━━ Exercise materials ━━

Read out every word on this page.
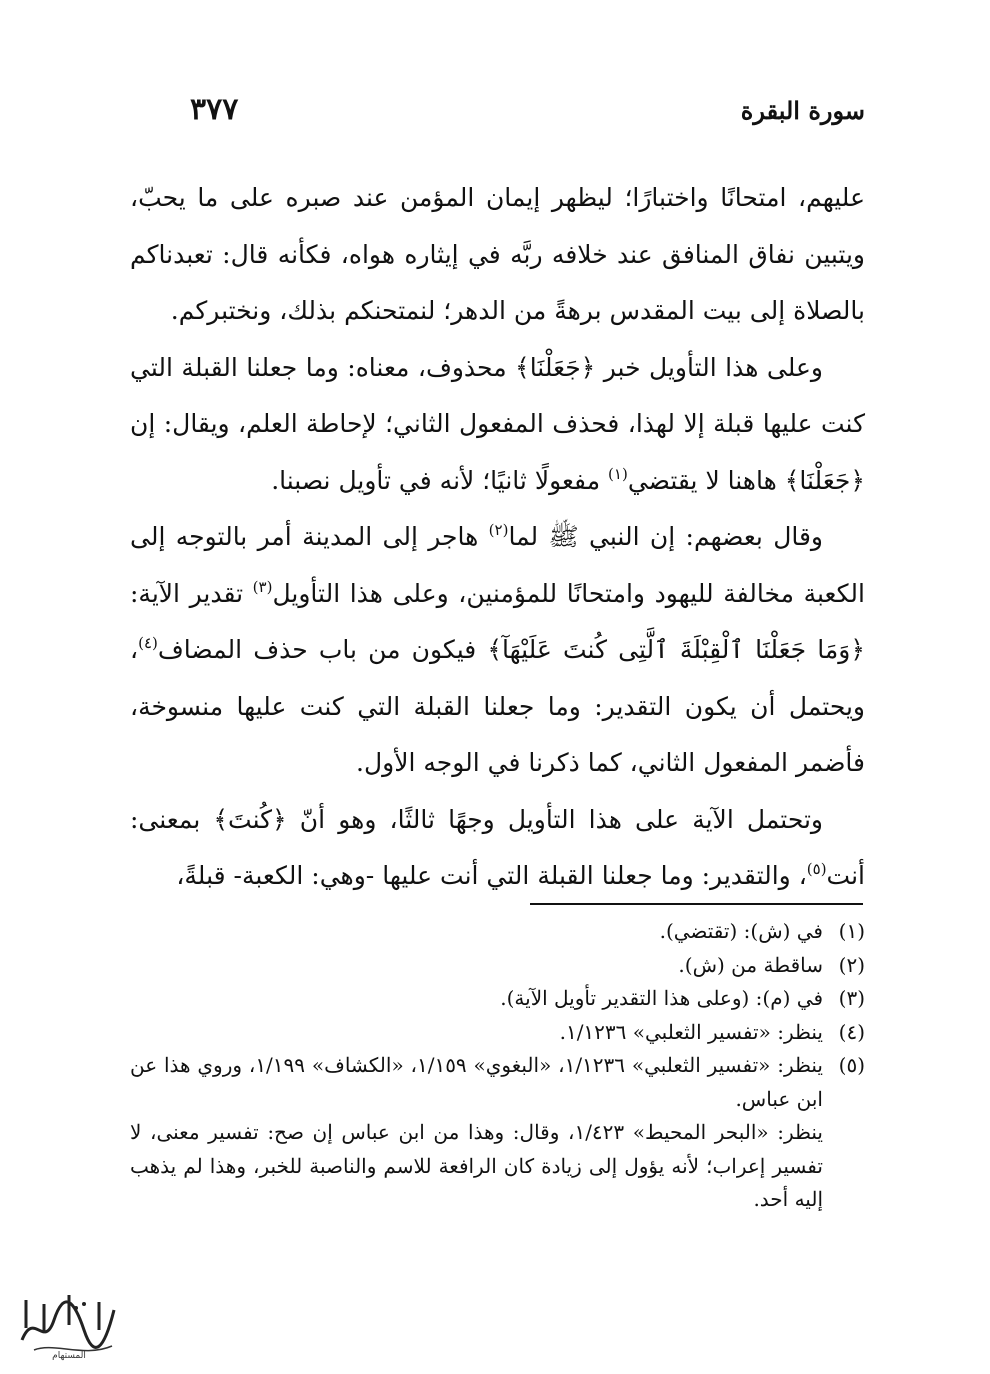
سورة البقرة
٣٧٧

عليهم، امتحانًا واختبارًا؛ ليظهر إيمان المؤمن عند صبره على ما يحبّ، ويتبين نفاق المنافق عند خلافه ربَّه في إيثاره هواه، فكأنه قال: تعبدناكم بالصلاة إلى بيت المقدس برهةً من الدهر؛ لنمتحنكم بذلك، ونختبركم.

وعلى هذا التأويل خبر ﴿جَعَلْنَا﴾ محذوف، معناه: وما جعلنا القبلة التي كنت عليها قبلة إلا لهذا، فحذف المفعول الثاني؛ لإحاطة العلم، ويقال: إن ﴿جَعَلْنَا﴾ هاهنا لا يقتضي$^{(١)}$ مفعولًا ثانيًا؛ لأنه في تأويل نصبنا.

وقال بعضهم: إن النبي ﷺ لما$^{(٢)}$ هاجر إلى المدينة أمر بالتوجه إلى الكعبة مخالفة لليهود وامتحانًا للمؤمنين، وعلى هذا التأويل$^{(٣)}$ تقدير الآية: ﴿وَمَا جَعَلْنَا ٱلْقِبْلَةَ ٱلَّتِى كُنتَ عَلَيْهَآ﴾ فيكون من باب حذف المضاف$^{(٤)}$، ويحتمل أن يكون التقدير: وما جعلنا القبلة التي كنت عليها منسوخة، فأضمر المفعول الثاني، كما ذكرنا في الوجه الأول.

وتحتمل الآية على هذا التأويل وجهًا ثالثًا، وهو أنّ ﴿كُنتَ﴾ بمعنى: أنت$^{(٥)}$، والتقدير: وما جعلنا القبلة التي أنت عليها -وهي: الكعبة- قبلةً،

(١)
في (ش): (تقتضي).
(٢)
ساقطة من (ش).
(٣)
في (م): (وعلى هذا التقدير تأويل الآية).
(٤)
ينظر: «تفسير الثعلبي» ١/١٢٣٦.
(٥)
ينظر: «تفسير الثعلبي» ١/١٢٣٦، «البغوي» ١/١٥٩، «الكشاف» ١/١٩٩، وروي هذا عن ابن عباس.
ينظر: «البحر المحيط» ١/٤٢٣، وقال: وهذا من ابن عباس إن صح: تفسير معنى، لا تفسير إعراب؛ لأنه يؤول إلى زيادة كان الرافعة للاسم والناصبة للخبر، وهذا لم يذهب إليه أحد.
المستهام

━━━

What to produce: Report back each line of the entries that holds the string "ينظر".

Response for this exercise:
ينظر: «تفسير الثعلبي» ١/١٢٣٦.
ينظر: «تفسير الثعلبي» ١/١٢٣٦، «البغوي» ١/١٥٩، «الكشاف» ١/١٩٩، وروي هذا عن ابن عباس.
ينظر: «البحر المحيط» ١/٤٢٣، وقال: وهذا من ابن عباس إن صح: تفسير معنى، لا تفسير إعراب؛ لأنه يؤول إلى زيادة كان الرافعة للاسم والناصبة للخبر، وهذا لم يذهب إليه أحد.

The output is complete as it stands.